BEGIN

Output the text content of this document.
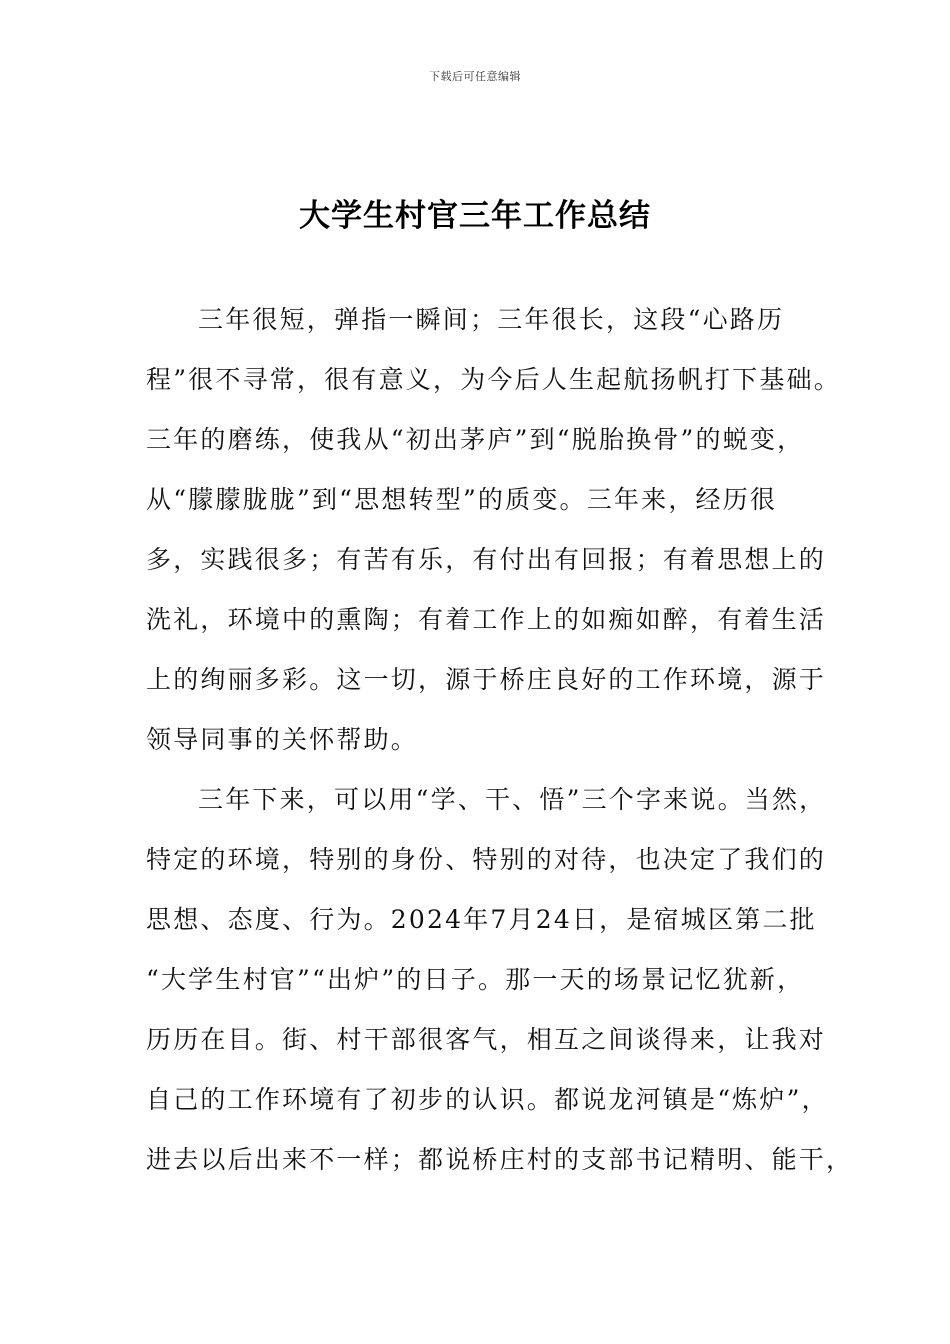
下载后可任意编辑
大学生村官三年工作总结
三年很短，弹指一瞬间；三年很长，这段“心路历
程”很不寻常，很有意义，为今后人生起航扬帆打下基础。
三年的磨练，使我从“初出茅庐”到“脱胎换骨”的蜕变，
从“朦朦胧胧”到“思想转型”的质变。三年来，经历很
多，实践很多；有苦有乐，有付出有回报；有着思想上的
洗礼，环境中的熏陶；有着工作上的如痴如醉，有着生活
上的绚丽多彩。这一切，源于桥庄良好的工作环境，源于
领导同事的关怀帮助。
三年下来，可以用“学、干、悟”三个字来说。当然，
特定的环境，特别的身份、特别的对待，也决定了我们的
思想、态度、行为。2024年7月24日，是宿城区第二批
“大学生村官”“出炉”的日子。那一天的场景记忆犹新，
历历在目。街、村干部很客气，相互之间谈得来，让我对
自己的工作环境有了初步的认识。都说龙河镇是“炼炉”，
进去以后出来不一样；都说桥庄村的支部书记精明、能干，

END

What is required: Output the entries above exactly, without their pictures.

Task response:
Output the text content of this document.
下载后可任意编辑
大学生村官三年工作总结
三年很短，弹指一瞬间；三年很长，这段“心路历
程”很不寻常，很有意义，为今后人生起航扬帆打下基础。
三年的磨练，使我从“初出茅庐”到“脱胎换骨”的蜕变，
从“朦朦胧胧”到“思想转型”的质变。三年来，经历很
多，实践很多；有苦有乐，有付出有回报；有着思想上的
洗礼，环境中的熏陶；有着工作上的如痴如醉，有着生活
上的绚丽多彩。这一切，源于桥庄良好的工作环境，源于
领导同事的关怀帮助。
三年下来，可以用“学、干、悟”三个字来说。当然，
特定的环境，特别的身份、特别的对待，也决定了我们的
思想、态度、行为。2024年7月24日，是宿城区第二批
“大学生村官”“出炉”的日子。那一天的场景记忆犹新，
历历在目。街、村干部很客气，相互之间谈得来，让我对
自己的工作环境有了初步的认识。都说龙河镇是“炼炉”，
进去以后出来不一样；都说桥庄村的支部书记精明、能干，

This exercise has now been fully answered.